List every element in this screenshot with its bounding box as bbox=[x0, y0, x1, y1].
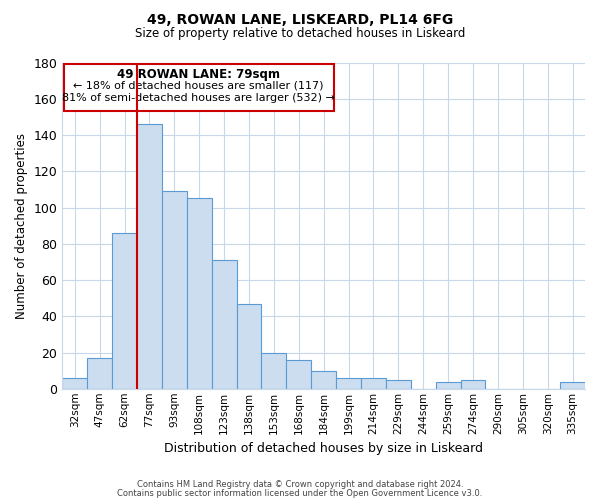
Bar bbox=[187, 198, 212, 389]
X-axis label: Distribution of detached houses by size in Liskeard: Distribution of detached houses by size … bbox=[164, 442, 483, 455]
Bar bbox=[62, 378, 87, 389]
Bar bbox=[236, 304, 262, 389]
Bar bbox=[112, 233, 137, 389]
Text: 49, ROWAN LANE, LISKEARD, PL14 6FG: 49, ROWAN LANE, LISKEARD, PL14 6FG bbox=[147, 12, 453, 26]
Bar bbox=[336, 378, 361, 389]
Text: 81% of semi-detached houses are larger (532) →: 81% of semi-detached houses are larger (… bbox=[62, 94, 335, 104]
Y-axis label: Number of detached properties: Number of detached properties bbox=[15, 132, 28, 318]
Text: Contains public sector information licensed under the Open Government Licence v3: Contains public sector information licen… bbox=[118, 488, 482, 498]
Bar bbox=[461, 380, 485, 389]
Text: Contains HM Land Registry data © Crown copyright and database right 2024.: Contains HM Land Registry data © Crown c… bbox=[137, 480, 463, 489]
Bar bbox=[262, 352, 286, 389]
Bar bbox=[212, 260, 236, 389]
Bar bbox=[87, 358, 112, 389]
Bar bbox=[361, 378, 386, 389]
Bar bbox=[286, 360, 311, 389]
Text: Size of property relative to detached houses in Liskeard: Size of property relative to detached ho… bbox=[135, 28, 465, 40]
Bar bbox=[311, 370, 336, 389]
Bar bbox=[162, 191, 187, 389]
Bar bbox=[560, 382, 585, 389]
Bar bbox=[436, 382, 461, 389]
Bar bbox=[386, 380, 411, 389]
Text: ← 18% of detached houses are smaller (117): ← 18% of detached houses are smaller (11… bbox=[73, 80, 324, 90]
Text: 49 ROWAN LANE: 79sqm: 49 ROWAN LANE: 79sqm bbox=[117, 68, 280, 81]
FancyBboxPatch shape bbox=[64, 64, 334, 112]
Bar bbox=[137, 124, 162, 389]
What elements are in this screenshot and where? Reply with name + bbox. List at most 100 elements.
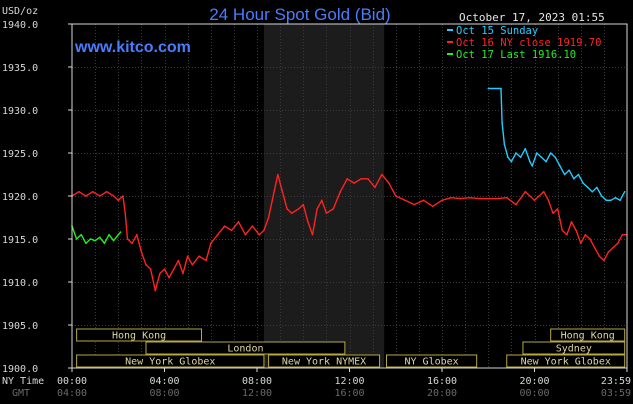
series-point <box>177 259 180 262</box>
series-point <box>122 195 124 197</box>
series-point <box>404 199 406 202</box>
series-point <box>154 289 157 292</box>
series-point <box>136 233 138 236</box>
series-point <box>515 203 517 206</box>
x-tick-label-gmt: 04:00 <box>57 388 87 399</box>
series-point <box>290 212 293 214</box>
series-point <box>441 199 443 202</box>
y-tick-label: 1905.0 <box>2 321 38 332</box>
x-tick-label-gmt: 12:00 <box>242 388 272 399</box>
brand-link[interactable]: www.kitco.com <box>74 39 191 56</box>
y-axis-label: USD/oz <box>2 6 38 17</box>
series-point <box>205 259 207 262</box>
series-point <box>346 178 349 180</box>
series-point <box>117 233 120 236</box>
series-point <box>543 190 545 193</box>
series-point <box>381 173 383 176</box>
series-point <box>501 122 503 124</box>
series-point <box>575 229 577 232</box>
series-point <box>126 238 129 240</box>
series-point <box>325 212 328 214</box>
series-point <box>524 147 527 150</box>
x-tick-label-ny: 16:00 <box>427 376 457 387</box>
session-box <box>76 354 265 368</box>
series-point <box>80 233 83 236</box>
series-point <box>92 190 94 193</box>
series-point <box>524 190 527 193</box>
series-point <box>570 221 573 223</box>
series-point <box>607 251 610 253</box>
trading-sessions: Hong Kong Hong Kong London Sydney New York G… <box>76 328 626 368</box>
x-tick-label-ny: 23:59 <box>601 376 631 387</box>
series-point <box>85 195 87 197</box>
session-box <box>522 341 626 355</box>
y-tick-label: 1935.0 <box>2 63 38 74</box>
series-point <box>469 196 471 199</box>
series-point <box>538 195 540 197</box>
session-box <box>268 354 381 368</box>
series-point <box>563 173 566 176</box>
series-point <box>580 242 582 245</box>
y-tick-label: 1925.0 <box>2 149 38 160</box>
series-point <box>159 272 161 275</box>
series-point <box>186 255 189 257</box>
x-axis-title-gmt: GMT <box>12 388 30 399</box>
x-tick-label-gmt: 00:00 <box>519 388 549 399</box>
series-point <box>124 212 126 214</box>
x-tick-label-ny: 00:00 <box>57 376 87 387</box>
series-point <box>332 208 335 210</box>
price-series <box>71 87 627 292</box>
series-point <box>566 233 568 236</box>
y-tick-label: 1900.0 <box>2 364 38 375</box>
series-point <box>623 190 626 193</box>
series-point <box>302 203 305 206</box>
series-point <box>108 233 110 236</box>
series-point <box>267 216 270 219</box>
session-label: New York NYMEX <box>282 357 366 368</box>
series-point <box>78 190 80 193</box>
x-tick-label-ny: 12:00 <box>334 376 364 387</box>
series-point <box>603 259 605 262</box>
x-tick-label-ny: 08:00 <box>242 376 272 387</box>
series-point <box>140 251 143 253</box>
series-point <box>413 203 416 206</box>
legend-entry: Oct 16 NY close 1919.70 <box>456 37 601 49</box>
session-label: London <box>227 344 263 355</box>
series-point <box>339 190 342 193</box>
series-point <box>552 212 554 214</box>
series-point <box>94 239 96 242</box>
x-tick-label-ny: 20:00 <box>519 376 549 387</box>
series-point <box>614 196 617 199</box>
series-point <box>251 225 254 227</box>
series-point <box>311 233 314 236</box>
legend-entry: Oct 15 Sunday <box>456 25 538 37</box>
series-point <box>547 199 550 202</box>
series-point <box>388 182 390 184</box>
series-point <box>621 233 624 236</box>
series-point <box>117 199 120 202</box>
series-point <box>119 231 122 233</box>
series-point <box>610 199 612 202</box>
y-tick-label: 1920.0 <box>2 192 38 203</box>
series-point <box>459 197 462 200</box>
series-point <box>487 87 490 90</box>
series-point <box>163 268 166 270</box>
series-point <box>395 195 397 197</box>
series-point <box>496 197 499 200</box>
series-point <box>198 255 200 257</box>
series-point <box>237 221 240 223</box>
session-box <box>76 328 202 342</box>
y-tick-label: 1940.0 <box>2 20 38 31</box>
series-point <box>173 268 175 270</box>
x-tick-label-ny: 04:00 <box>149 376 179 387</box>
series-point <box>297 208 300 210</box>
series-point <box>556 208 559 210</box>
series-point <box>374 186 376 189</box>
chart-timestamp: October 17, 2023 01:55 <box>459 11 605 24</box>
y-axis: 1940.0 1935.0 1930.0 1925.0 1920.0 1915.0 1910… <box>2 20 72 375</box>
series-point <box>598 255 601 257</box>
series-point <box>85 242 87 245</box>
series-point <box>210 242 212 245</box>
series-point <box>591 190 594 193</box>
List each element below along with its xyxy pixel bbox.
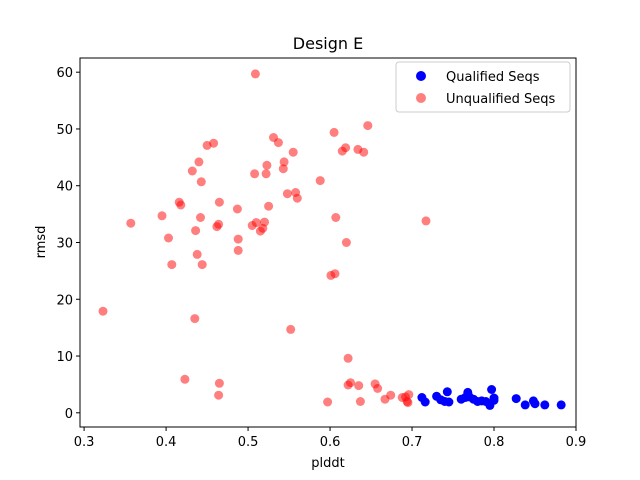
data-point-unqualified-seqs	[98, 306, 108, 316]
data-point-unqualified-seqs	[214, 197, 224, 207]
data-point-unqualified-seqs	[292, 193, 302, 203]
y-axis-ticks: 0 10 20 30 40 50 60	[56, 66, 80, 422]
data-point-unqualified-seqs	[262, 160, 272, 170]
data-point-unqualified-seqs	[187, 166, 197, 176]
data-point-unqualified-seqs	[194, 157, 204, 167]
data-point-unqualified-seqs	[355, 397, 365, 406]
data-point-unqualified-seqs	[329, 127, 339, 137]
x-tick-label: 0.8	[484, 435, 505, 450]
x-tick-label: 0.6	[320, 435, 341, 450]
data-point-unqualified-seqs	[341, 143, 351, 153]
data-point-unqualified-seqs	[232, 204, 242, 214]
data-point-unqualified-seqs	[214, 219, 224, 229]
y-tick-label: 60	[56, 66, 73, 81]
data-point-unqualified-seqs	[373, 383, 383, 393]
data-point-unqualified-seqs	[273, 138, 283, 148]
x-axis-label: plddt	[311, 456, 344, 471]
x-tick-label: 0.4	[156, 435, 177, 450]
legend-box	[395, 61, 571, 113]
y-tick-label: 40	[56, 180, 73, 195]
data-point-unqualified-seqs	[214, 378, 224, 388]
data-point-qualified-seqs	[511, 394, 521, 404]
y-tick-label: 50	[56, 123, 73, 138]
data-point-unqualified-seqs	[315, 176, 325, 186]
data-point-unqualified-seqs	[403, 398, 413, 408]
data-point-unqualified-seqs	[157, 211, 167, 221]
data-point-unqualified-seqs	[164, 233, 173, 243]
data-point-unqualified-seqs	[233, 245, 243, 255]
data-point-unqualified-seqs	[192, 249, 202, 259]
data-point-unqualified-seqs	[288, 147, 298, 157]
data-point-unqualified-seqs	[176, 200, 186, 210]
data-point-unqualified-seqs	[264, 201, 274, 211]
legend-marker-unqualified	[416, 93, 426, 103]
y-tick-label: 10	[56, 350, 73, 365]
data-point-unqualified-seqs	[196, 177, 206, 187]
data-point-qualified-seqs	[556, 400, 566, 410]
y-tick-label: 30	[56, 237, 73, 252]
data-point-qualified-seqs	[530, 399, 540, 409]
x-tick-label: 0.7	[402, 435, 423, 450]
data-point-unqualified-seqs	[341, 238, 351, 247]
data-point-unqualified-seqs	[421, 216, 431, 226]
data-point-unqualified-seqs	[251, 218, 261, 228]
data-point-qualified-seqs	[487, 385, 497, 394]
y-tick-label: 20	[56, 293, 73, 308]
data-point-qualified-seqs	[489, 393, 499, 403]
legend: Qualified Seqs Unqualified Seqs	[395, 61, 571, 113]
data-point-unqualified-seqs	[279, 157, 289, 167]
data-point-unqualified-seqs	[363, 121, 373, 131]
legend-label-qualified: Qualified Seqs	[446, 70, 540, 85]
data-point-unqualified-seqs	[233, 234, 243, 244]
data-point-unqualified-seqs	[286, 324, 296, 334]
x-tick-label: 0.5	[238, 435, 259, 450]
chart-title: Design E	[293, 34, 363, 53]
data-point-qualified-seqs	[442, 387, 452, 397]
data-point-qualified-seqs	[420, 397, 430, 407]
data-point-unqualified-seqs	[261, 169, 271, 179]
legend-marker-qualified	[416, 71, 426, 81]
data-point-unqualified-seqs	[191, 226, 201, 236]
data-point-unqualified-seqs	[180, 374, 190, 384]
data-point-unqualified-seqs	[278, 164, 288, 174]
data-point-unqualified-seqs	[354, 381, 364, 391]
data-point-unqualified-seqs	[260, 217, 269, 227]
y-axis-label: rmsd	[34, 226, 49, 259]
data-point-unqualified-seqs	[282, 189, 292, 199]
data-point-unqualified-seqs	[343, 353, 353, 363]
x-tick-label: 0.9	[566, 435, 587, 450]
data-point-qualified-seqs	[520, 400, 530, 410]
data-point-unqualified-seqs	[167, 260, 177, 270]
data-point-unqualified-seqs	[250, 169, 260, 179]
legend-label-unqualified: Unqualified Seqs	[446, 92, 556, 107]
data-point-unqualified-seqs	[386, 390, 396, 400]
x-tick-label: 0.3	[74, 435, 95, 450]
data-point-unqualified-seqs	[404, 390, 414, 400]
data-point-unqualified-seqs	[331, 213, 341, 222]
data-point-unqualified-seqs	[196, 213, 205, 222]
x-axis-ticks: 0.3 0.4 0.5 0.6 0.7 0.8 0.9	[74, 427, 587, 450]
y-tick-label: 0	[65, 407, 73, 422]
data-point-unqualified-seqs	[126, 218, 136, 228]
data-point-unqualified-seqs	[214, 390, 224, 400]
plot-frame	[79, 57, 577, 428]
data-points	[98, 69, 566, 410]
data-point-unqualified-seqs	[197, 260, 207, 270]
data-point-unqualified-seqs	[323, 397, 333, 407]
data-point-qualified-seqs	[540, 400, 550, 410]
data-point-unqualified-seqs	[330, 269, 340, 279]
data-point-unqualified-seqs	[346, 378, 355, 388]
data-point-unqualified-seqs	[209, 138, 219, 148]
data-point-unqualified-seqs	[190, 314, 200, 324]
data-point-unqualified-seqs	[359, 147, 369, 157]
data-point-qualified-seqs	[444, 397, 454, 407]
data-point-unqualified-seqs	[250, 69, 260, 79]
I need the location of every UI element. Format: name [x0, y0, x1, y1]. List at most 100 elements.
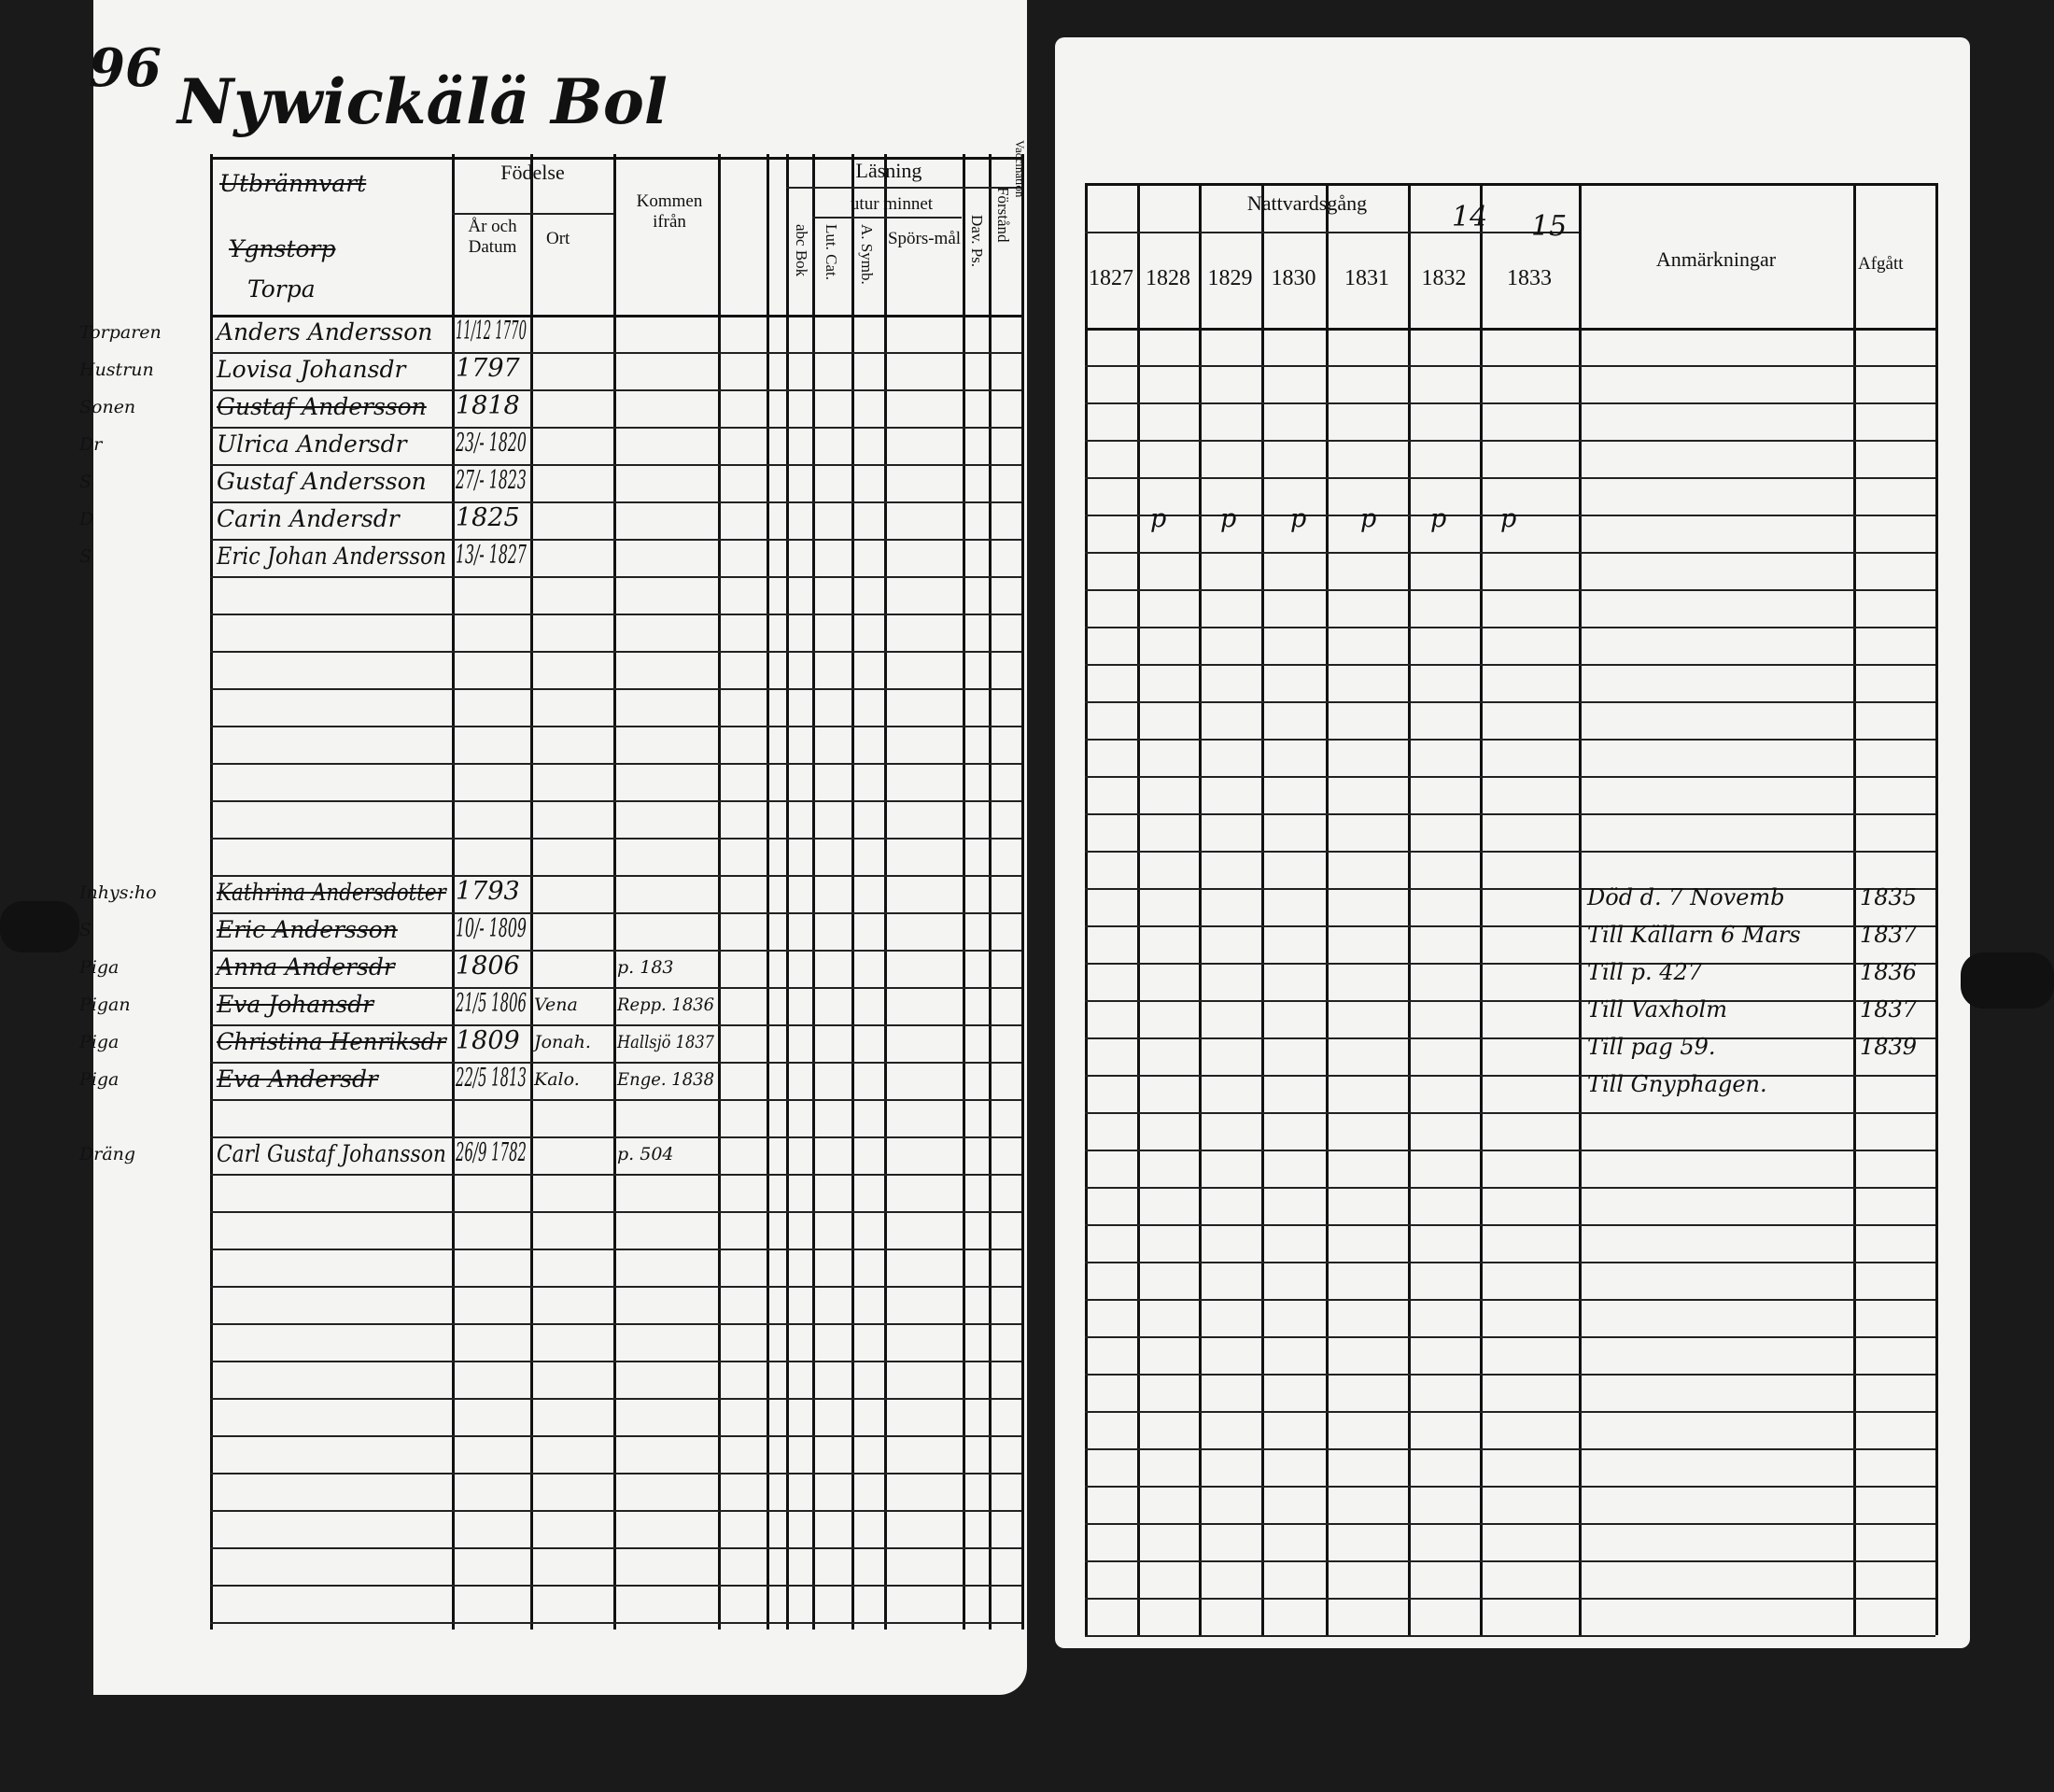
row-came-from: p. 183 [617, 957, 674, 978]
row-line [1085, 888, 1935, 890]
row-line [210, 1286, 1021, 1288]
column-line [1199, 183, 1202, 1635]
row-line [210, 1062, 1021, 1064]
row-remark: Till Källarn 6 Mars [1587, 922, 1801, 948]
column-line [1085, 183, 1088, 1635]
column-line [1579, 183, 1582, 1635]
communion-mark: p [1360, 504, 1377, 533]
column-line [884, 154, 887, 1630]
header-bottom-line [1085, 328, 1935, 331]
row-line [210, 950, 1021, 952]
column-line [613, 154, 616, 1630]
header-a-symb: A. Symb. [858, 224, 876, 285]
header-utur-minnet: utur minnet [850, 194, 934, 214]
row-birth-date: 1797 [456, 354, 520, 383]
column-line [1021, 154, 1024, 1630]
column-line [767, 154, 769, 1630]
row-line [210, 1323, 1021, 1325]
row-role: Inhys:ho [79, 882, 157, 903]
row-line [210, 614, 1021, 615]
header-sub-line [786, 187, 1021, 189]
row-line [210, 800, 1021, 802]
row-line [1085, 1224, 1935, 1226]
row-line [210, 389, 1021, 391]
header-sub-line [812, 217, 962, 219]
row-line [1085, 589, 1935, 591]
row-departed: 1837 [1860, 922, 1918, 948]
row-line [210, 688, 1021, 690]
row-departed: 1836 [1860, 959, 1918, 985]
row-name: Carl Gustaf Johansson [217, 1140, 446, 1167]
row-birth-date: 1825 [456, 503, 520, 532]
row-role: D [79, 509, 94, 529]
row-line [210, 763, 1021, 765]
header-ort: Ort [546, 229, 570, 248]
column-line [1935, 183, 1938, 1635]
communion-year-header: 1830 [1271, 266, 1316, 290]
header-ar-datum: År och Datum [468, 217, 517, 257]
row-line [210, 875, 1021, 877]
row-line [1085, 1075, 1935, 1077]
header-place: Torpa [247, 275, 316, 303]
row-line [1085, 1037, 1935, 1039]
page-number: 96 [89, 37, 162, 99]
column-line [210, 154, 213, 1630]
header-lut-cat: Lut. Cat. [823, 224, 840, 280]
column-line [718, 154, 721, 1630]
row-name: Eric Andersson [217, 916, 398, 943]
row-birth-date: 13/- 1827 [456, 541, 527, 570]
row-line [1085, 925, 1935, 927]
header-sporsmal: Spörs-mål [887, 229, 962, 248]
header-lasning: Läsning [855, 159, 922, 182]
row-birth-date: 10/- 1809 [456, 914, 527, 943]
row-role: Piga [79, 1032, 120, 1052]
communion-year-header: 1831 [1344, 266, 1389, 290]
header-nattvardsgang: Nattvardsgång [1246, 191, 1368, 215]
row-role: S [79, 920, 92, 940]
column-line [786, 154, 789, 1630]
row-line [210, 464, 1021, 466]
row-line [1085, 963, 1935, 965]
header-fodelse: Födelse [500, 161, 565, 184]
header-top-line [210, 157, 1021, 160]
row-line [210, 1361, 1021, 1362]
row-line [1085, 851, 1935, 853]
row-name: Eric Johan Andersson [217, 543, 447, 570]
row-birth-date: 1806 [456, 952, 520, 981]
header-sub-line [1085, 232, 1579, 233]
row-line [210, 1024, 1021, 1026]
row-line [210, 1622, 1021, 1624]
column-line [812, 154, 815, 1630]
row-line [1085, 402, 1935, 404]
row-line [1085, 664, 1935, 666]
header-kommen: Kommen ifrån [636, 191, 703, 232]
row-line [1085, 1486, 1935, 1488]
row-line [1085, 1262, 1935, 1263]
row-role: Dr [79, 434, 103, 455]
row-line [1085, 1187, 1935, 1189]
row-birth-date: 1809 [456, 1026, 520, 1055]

DIRECTIVE | Output the lines in the records from the one containing "Bar bbox=[187, 198, 212, 389]" through the one containing "Bar bbox=[336, 378, 361, 389]", both included, reproducing them unchanged.

FULL RESPONSE |
Bar bbox=[187, 198, 212, 389]
X-axis label: Distribution of detached houses by size in Liskeard: Distribution of detached houses by size … bbox=[164, 442, 483, 455]
Bar bbox=[62, 378, 87, 389]
Bar bbox=[236, 304, 262, 389]
Bar bbox=[112, 233, 137, 389]
Text: 49, ROWAN LANE, LISKEARD, PL14 6FG: 49, ROWAN LANE, LISKEARD, PL14 6FG bbox=[147, 12, 453, 26]
Bar bbox=[336, 378, 361, 389]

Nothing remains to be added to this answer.